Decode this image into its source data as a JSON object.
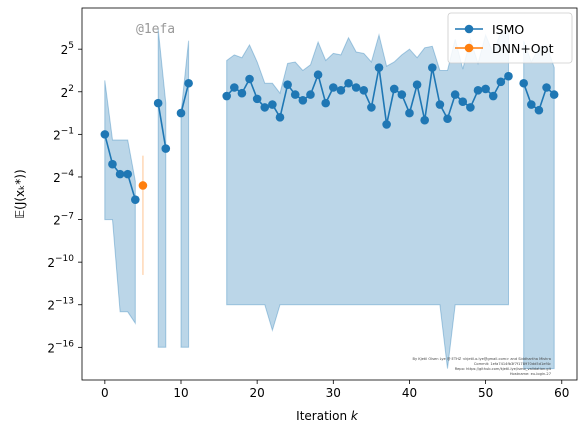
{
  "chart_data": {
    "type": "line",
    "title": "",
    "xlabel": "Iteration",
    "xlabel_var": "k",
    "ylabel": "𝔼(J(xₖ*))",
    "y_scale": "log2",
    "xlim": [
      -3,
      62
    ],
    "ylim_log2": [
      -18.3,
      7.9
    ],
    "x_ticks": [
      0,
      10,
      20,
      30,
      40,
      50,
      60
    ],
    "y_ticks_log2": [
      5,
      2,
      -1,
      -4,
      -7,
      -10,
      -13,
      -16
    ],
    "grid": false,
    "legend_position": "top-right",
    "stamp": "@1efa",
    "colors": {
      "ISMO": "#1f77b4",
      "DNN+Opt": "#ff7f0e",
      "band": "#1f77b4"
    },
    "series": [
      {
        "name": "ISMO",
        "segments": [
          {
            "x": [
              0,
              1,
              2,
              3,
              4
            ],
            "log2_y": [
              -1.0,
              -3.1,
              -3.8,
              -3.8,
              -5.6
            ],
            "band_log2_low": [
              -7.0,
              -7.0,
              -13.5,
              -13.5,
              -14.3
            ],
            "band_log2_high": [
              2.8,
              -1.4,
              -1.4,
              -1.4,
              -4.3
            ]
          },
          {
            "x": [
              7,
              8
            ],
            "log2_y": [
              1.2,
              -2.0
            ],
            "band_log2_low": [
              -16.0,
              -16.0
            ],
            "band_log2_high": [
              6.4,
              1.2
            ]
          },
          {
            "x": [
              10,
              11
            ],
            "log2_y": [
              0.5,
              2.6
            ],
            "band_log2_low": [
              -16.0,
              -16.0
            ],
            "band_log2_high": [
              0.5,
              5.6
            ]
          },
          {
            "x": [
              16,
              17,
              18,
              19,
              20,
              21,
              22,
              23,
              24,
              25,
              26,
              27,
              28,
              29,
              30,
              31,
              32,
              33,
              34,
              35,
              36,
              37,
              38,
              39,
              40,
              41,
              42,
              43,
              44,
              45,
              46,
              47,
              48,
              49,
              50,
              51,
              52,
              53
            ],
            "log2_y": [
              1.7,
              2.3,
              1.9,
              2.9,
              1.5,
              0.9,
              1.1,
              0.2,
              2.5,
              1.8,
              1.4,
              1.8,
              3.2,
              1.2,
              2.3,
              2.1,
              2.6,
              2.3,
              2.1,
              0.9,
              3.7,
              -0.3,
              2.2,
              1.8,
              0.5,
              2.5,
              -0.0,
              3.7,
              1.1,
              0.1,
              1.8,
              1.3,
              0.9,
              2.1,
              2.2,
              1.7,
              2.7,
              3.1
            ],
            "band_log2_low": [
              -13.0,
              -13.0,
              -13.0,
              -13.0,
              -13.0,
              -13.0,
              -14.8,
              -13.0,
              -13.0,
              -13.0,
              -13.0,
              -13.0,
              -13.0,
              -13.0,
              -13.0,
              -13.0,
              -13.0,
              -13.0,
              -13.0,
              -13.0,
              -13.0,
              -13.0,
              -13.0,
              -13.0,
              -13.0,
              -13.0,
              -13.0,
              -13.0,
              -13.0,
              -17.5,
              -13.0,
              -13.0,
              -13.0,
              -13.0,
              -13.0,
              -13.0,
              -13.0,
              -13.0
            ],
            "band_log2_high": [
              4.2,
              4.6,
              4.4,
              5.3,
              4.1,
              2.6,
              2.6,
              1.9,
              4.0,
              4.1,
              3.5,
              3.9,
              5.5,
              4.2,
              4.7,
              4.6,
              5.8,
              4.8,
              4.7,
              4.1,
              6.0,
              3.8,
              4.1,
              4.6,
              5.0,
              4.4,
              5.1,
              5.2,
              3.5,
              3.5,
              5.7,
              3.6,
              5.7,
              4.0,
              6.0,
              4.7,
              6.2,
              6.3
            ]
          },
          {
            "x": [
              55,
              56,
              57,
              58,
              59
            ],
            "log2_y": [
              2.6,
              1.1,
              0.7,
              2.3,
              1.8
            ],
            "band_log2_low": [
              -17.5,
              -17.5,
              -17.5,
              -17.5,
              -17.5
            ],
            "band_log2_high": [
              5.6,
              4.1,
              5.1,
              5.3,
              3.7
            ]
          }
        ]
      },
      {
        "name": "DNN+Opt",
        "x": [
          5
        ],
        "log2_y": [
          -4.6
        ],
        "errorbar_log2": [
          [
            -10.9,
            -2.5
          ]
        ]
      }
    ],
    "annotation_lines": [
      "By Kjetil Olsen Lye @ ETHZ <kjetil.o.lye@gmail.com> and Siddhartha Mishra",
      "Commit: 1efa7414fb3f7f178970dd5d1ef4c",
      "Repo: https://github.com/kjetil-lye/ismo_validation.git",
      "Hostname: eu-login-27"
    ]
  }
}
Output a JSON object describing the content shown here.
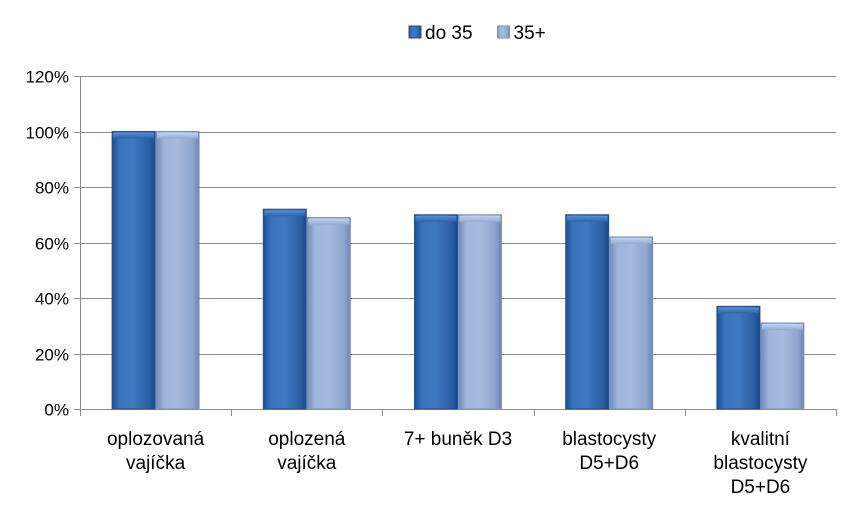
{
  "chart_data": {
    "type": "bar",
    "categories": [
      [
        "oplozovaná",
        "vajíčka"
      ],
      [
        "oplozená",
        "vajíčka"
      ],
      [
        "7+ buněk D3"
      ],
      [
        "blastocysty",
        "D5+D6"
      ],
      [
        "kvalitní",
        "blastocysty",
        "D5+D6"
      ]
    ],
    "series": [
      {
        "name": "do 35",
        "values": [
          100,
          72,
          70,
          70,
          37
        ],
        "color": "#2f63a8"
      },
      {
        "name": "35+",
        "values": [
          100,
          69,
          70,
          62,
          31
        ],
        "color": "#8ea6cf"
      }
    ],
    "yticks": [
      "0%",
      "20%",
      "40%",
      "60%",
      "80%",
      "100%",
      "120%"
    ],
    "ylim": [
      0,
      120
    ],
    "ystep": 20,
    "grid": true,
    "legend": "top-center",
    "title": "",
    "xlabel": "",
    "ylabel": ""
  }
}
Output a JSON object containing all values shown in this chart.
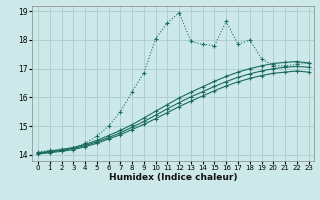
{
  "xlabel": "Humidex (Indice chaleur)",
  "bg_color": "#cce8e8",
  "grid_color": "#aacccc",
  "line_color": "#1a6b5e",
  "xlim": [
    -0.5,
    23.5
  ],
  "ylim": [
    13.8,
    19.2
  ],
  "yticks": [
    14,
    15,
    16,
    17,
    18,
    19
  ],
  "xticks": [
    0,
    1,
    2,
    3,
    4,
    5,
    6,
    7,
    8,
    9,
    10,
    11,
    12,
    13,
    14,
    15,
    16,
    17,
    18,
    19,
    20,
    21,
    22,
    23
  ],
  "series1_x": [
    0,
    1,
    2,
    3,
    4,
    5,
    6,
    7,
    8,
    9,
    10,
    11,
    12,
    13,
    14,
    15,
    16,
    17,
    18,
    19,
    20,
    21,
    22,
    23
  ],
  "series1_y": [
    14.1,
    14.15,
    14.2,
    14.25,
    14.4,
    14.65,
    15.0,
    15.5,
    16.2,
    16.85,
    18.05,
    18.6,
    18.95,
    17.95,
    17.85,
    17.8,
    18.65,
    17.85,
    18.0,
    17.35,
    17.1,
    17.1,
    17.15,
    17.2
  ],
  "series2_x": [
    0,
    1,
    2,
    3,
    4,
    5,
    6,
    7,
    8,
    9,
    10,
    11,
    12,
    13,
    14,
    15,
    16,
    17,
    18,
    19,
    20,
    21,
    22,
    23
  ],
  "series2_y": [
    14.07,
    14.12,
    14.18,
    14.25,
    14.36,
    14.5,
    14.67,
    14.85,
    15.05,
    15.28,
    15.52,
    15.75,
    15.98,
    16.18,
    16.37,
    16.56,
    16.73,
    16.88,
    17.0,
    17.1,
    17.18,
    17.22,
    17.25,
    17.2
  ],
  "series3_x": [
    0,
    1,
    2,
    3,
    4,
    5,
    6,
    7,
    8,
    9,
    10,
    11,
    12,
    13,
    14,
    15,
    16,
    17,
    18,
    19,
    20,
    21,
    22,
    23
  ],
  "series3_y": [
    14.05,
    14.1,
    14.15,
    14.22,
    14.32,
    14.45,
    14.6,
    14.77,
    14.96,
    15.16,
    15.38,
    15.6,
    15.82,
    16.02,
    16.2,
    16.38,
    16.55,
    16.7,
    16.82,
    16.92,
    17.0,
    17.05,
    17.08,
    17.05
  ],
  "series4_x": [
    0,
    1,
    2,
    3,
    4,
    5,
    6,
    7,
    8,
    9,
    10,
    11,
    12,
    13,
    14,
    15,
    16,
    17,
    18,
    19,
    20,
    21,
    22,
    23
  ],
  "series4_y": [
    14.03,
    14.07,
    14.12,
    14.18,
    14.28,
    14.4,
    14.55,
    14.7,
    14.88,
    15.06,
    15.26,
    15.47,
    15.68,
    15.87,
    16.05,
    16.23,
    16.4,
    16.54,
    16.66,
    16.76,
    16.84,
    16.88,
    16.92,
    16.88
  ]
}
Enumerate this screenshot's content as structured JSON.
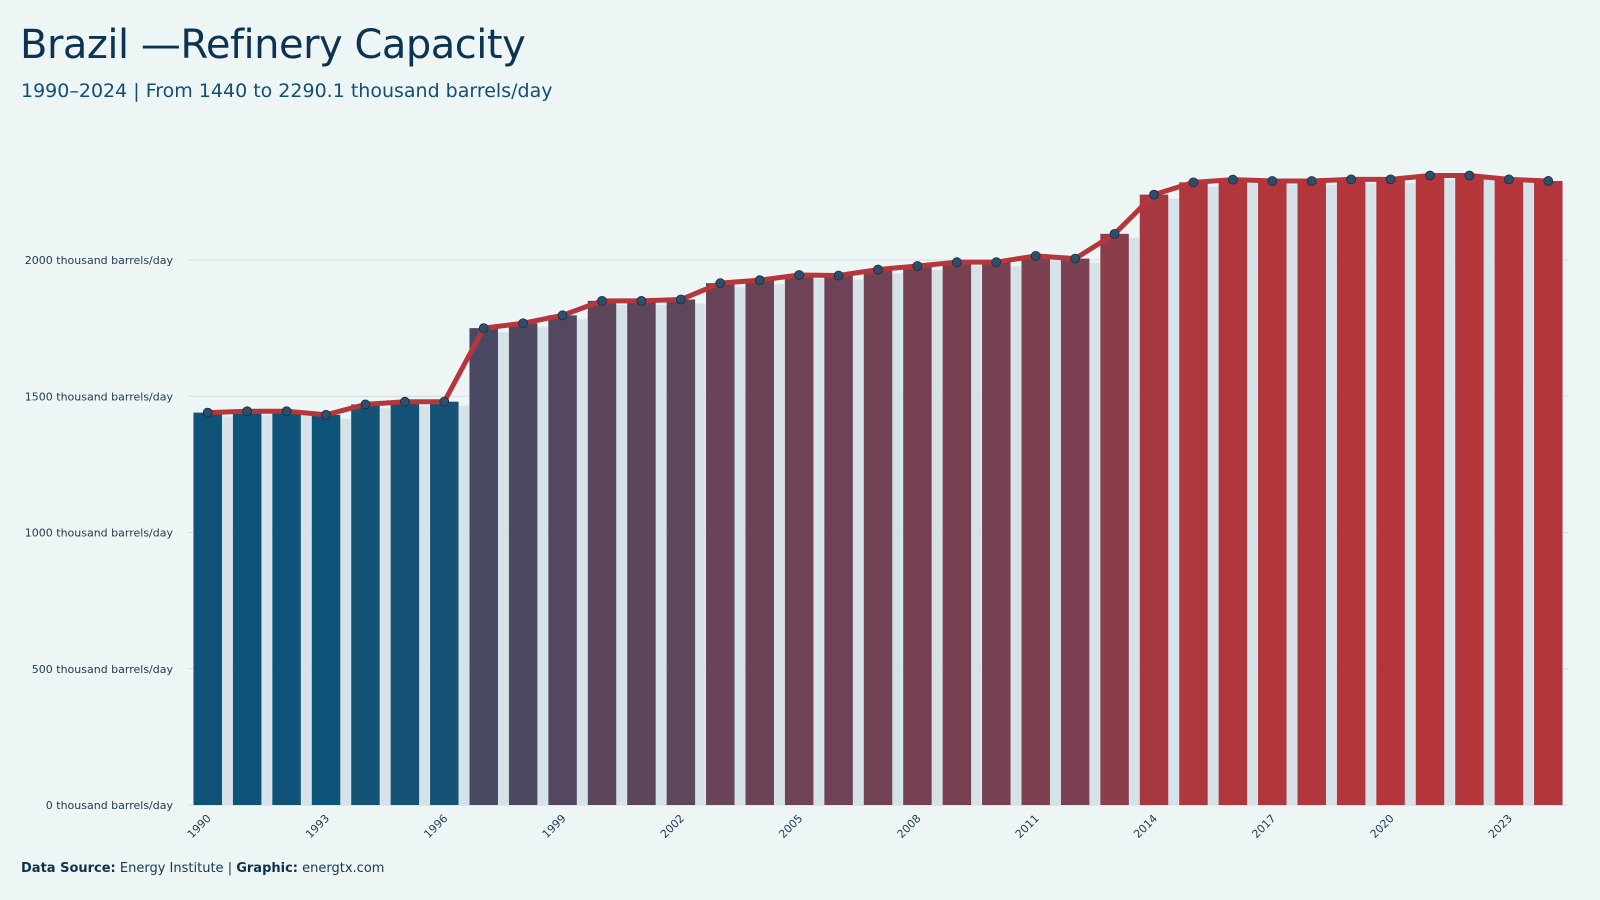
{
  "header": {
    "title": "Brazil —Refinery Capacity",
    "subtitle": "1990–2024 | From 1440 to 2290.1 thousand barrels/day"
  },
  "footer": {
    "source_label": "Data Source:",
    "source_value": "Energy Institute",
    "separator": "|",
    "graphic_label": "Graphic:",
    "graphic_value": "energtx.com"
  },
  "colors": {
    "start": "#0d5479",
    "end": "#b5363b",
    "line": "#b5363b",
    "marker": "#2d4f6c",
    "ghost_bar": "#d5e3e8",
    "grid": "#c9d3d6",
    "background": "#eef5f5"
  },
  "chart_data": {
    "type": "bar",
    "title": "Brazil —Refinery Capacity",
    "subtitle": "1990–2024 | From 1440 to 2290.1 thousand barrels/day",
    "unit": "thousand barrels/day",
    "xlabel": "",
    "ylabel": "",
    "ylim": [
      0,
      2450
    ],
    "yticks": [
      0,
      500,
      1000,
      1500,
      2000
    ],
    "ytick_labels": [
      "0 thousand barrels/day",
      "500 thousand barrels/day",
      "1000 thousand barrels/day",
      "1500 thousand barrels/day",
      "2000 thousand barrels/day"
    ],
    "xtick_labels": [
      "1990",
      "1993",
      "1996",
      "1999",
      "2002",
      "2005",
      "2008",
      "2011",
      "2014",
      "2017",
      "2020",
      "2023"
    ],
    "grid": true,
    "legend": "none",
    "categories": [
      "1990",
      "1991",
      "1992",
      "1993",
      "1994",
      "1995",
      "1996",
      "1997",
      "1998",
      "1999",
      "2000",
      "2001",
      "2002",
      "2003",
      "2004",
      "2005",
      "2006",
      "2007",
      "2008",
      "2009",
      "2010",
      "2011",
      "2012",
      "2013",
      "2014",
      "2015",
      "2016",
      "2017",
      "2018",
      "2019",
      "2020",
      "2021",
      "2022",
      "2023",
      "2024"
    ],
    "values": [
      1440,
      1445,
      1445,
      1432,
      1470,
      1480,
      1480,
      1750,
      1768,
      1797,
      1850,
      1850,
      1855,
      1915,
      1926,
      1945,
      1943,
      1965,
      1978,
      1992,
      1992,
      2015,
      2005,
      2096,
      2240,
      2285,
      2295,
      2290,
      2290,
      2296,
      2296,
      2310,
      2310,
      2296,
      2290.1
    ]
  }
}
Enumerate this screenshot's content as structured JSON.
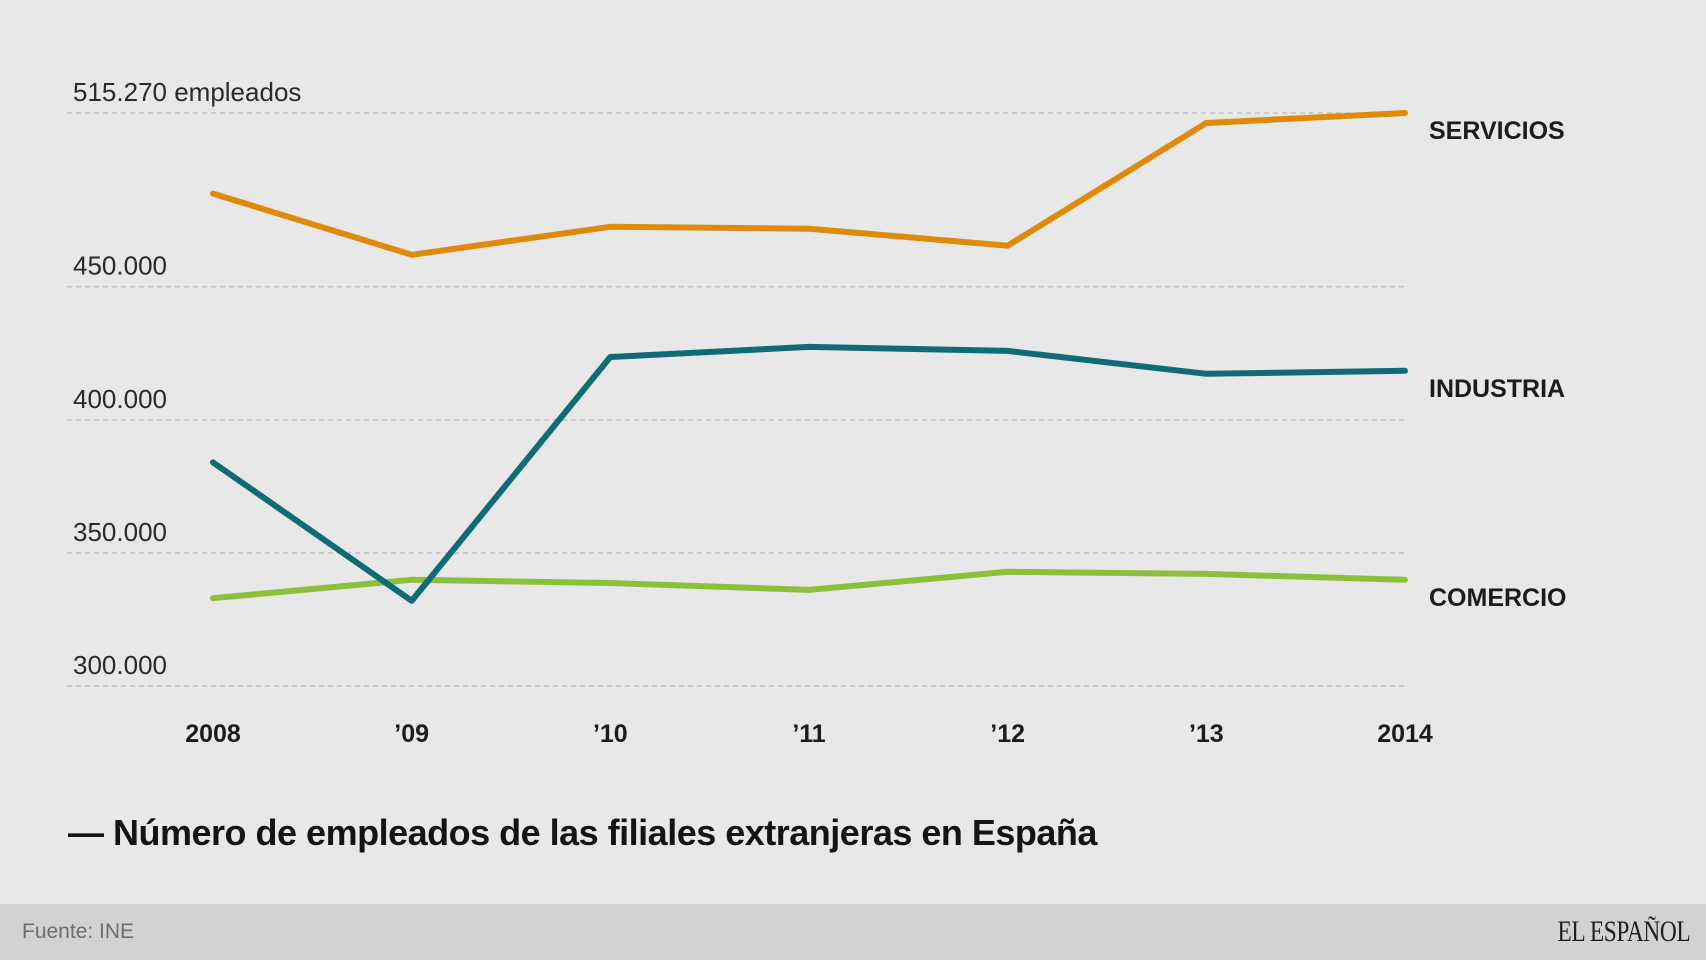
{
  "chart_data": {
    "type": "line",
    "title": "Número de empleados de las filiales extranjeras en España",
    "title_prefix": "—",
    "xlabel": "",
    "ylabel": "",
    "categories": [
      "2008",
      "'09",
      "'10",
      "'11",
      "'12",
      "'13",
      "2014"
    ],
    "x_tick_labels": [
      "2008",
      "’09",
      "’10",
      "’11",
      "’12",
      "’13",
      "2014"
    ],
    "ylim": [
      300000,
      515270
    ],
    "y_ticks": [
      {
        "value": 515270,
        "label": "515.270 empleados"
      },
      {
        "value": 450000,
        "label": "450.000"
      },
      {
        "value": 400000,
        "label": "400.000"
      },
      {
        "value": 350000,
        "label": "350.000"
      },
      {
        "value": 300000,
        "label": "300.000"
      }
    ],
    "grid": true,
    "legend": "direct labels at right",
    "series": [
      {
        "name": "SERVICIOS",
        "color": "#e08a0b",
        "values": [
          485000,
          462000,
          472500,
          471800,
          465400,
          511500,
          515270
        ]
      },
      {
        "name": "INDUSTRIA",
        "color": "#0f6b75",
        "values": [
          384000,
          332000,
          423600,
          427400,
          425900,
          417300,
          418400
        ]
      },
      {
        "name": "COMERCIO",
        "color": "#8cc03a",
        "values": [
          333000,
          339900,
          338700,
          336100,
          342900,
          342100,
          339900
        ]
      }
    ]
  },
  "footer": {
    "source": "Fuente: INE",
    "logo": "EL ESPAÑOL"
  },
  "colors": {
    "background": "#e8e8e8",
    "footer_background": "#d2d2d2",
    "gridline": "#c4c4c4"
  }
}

What to do =>
Within the listing above, find every line containing the string "subtitle" and return it.

Full response =>
    "subtitle": "1990–2024 | From 1440 to 2290.1 thousand barrels/day"
    "subtitle": "1990–2024 | From 1440 to 2290.1 thousand barrels/day",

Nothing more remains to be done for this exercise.